▶ _What the exercise asks_
A faithful transcription of all the data is required.

▶ _Data for processing_

%%

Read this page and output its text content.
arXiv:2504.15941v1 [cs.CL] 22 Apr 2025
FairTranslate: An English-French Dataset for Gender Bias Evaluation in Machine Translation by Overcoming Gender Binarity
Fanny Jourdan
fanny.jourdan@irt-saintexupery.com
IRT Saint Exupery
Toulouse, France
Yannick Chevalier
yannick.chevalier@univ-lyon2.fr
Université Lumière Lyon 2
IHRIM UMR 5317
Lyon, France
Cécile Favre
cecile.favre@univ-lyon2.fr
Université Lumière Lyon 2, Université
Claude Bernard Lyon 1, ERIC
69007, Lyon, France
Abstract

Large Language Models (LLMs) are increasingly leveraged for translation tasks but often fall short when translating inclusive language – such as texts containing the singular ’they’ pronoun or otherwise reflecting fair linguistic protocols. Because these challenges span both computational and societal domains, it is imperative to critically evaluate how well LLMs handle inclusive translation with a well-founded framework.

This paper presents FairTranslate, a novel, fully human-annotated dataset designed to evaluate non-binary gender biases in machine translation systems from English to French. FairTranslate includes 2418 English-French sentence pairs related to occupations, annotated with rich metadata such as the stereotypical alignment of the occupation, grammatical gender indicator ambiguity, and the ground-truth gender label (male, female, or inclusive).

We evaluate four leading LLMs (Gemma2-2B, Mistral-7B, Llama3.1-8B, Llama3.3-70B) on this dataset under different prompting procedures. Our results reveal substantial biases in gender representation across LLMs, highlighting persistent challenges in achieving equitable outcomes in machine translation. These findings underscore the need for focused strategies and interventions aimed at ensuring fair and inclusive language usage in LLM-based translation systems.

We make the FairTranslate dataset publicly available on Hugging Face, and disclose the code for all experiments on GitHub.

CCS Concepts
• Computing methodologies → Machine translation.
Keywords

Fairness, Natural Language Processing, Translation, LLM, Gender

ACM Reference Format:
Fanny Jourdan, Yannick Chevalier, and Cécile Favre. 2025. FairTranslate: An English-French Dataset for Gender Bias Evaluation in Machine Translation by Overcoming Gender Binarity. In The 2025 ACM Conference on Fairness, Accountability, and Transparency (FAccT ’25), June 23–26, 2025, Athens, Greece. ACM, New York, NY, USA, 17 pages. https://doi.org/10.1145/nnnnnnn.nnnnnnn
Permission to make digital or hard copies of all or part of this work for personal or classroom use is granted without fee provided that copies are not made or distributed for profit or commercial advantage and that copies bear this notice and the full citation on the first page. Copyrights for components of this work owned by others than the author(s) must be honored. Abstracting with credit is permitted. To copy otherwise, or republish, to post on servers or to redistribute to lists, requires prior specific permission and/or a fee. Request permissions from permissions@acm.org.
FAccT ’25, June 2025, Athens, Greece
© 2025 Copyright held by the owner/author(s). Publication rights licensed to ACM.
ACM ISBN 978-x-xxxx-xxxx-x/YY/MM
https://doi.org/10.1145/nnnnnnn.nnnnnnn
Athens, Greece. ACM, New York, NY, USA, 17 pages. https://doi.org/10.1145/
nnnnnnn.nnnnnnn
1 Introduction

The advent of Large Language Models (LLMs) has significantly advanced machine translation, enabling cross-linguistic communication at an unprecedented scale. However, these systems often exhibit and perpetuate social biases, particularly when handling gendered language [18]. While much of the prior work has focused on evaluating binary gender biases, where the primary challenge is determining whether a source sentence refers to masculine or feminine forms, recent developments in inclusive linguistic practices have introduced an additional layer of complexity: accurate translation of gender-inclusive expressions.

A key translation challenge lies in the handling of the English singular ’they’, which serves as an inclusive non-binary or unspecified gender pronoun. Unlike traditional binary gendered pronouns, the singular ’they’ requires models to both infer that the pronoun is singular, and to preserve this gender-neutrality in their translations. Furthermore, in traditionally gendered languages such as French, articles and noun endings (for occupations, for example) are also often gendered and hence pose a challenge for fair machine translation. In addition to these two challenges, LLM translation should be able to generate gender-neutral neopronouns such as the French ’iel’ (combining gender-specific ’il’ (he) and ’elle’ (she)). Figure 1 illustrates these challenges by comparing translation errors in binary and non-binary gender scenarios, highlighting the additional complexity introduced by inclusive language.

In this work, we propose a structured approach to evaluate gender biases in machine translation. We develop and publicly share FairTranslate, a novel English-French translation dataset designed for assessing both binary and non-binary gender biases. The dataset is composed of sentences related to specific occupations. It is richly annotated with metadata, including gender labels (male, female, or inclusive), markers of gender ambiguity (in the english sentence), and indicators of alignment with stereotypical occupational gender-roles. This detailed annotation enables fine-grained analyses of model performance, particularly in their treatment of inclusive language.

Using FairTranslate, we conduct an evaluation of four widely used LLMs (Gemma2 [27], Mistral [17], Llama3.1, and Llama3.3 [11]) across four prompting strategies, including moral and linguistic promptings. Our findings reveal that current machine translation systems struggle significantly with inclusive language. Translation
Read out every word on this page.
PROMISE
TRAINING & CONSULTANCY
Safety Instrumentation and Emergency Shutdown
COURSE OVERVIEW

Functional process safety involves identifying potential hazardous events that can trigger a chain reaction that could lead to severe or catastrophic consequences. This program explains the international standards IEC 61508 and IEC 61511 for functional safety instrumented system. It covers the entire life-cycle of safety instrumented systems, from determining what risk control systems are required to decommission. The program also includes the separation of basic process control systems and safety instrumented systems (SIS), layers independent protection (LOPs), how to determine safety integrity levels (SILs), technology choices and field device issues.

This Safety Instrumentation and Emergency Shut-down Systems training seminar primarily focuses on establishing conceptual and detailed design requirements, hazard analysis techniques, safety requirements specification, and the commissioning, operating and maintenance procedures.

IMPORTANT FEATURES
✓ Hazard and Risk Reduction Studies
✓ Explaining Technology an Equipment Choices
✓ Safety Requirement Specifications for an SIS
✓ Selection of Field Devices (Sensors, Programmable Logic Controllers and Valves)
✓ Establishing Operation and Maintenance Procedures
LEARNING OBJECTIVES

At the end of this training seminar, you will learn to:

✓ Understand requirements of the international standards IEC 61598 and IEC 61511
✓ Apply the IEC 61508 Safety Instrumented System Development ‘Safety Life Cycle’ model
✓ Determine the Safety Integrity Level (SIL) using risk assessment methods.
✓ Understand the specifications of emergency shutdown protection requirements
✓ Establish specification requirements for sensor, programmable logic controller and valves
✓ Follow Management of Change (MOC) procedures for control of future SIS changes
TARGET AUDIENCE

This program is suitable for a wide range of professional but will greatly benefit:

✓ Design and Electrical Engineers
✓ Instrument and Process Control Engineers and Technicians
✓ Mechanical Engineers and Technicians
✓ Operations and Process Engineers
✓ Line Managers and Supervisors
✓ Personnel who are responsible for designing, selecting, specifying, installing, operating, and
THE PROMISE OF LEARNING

%%

▶ _The reply_
Read this page and output its text content.
arXiv:2504.15941v1 [cs.CL] 22 Apr 2025
FairTranslate: An English-French Dataset for Gender Bias Evaluation in Machine Translation by Overcoming Gender Binarity
Fanny Jourdan
fanny.jourdan@irt-saintexupery.com
IRT Saint Exupery
Toulouse, France
Yannick Chevalier
yannick.chevalier@univ-lyon2.fr
Université Lumière Lyon 2
IHRIM UMR 5317
Lyon, France
Cécile Favre
cecile.favre@univ-lyon2.fr
Université Lumière Lyon 2, Université
Claude Bernard Lyon 1, ERIC
69007, Lyon, France
Abstract

Large Language Models (LLMs) are increasingly leveraged for translation tasks but often fall short when translating inclusive language – such as texts containing the singular ’they’ pronoun or otherwise reflecting fair linguistic protocols. Because these challenges span both computational and societal domains, it is imperative to critically evaluate how well LLMs handle inclusive translation with a well-founded framework.

This paper presents FairTranslate, a novel, fully human-annotated dataset designed to evaluate non-binary gender biases in machine translation systems from English to French. FairTranslate includes 2418 English-French sentence pairs related to occupations, annotated with rich metadata such as the stereotypical alignment of the occupation, grammatical gender indicator ambiguity, and the ground-truth gender label (male, female, or inclusive).

We evaluate four leading LLMs (Gemma2-2B, Mistral-7B, Llama3.1-8B, Llama3.3-70B) on this dataset under different prompting procedures. Our results reveal substantial biases in gender representation across LLMs, highlighting persistent challenges in achieving equitable outcomes in machine translation. These findings underscore the need for focused strategies and interventions aimed at ensuring fair and inclusive language usage in LLM-based translation systems.

We make the FairTranslate dataset publicly available on Hugging Face, and disclose the code for all experiments on GitHub.

CCS Concepts
• Computing methodologies → Machine translation.
Keywords

Fairness, Natural Language Processing, Translation, LLM, Gender

ACM Reference Format:
Fanny Jourdan, Yannick Chevalier, and Cécile Favre. 2025. FairTranslate: An English-French Dataset for Gender Bias Evaluation in Machine Translation by Overcoming Gender Binarity. In The 2025 ACM Conference on Fairness, Accountability, and Transparency (FAccT ’25), June 23–26, 2025, Athens, Greece. ACM, New York, NY, USA, 17 pages. https://doi.org/10.1145/nnnnnnn.nnnnnnn
Permission to make digital or hard copies of all or part of this work for personal or classroom use is granted without fee provided that copies are not made or distributed for profit or commercial advantage and that copies bear this notice and the full citation on the first page. Copyrights for components of this work owned by others than the author(s) must be honored. Abstracting with credit is permitted. To copy otherwise, or republish, to post on servers or to redistribute to lists, requires prior specific permission and/or a fee. Request permissions from permissions@acm.org.
FAccT ’25, June 2025, Athens, Greece
© 2025 Copyright held by the owner/author(s). Publication rights licensed to ACM.
ACM ISBN 978-x-xxxx-xxxx-x/YY/MM
https://doi.org/10.1145/nnnnnnn.nnnnnnn
Athens, Greece. ACM, New York, NY, USA, 17 pages. https://doi.org/10.1145/
nnnnnnn.nnnnnnn
1 Introduction

The advent of Large Language Models (LLMs) has significantly advanced machine translation, enabling cross-linguistic communication at an unprecedented scale. However, these systems often exhibit and perpetuate social biases, particularly when handling gendered language [18]. While much of the prior work has focused on evaluating binary gender biases, where the primary challenge is determining whether a source sentence refers to masculine or feminine forms, recent developments in inclusive linguistic practices have introduced an additional layer of complexity: accurate translation of gender-inclusive expressions.

A key translation challenge lies in the handling of the English singular ’they’, which serves as an inclusive non-binary or unspecified gender pronoun. Unlike traditional binary gendered pronouns, the singular ’they’ requires models to both infer that the pronoun is singular, and to preserve this gender-neutrality in their translations. Furthermore, in traditionally gendered languages such as French, articles and noun endings (for occupations, for example) are also often gendered and hence pose a challenge for fair machine translation. In addition to these two challenges, LLM translation should be able to generate gender-neutral neopronouns such as the French ’iel’ (combining gender-specific ’il’ (he) and ’elle’ (she)). Figure 1 illustrates these challenges by comparing translation errors in binary and non-binary gender scenarios, highlighting the additional complexity introduced by inclusive language.

In this work, we propose a structured approach to evaluate gender biases in machine translation. We develop and publicly share FairTranslate, a novel English-French translation dataset designed for assessing both binary and non-binary gender biases. The dataset is composed of sentences related to specific occupations. It is richly annotated with metadata, including gender labels (male, female, or inclusive), markers of gender ambiguity (in the english sentence), and indicators of alignment with stereotypical occupational gender-roles. This detailed annotation enables fine-grained analyses of model performance, particularly in their treatment of inclusive language.

Using FairTranslate, we conduct an evaluation of four widely used LLMs (Gemma2 [27], Mistral [17], Llama3.1, and Llama3.3 [11]) across four prompting strategies, including moral and linguistic promptings. Our findings reveal that current machine translation systems struggle significantly with inclusive language. Translation
Read out every word on this page.
PROMISE
TRAINING & CONSULTANCY
Safety Instrumentation and Emergency Shutdown
COURSE OVERVIEW

Functional process safety involves identifying potential hazardous events that can trigger a chain reaction that could lead to severe or catastrophic consequences. This program explains the international standards IEC 61508 and IEC 61511 for functional safety instrumented system. It covers the entire life-cycle of safety instrumented systems, from determining what risk control systems are required to decommission. The program also includes the separation of basic process control systems and safety instrumented systems (SIS), layers independent protection (LOPs), how to determine safety integrity levels (SILs), technology choices and field device issues.

This Safety Instrumentation and Emergency Shut-down Systems training seminar primarily focuses on establishing conceptual and detailed design requirements, hazard analysis techniques, safety requirements specification, and the commissioning, operating and maintenance procedures.

IMPORTANT FEATURES
✓ Hazard and Risk Reduction Studies
✓ Explaining Technology an Equipment Choices
✓ Safety Requirement Specifications for an SIS
✓ Selection of Field Devices (Sensors, Programmable Logic Controllers and Valves)
✓ Establishing Operation and Maintenance Procedures
LEARNING OBJECTIVES

At the end of this training seminar, you will learn to:

✓ Understand requirements of the international standards IEC 61598 and IEC 61511
✓ Apply the IEC 61508 Safety Instrumented System Development ‘Safety Life Cycle’ model
✓ Determine the Safety Integrity Level (SIL) using risk assessment methods.
✓ Understand the specifications of emergency shutdown protection requirements
✓ Establish specification requirements for sensor, programmable logic controller and valves
✓ Follow Management of Change (MOC) procedures for control of future SIS changes
TARGET AUDIENCE

This program is suitable for a wide range of professional but will greatly benefit:

✓ Design and Electrical Engineers
✓ Instrument and Process Control Engineers and Technicians
✓ Mechanical Engineers and Technicians
✓ Operations and Process Engineers
✓ Line Managers and Supervisors
✓ Personnel who are responsible for designing, selecting, specifying, installing, operating, and
THE PROMISE OF LEARNING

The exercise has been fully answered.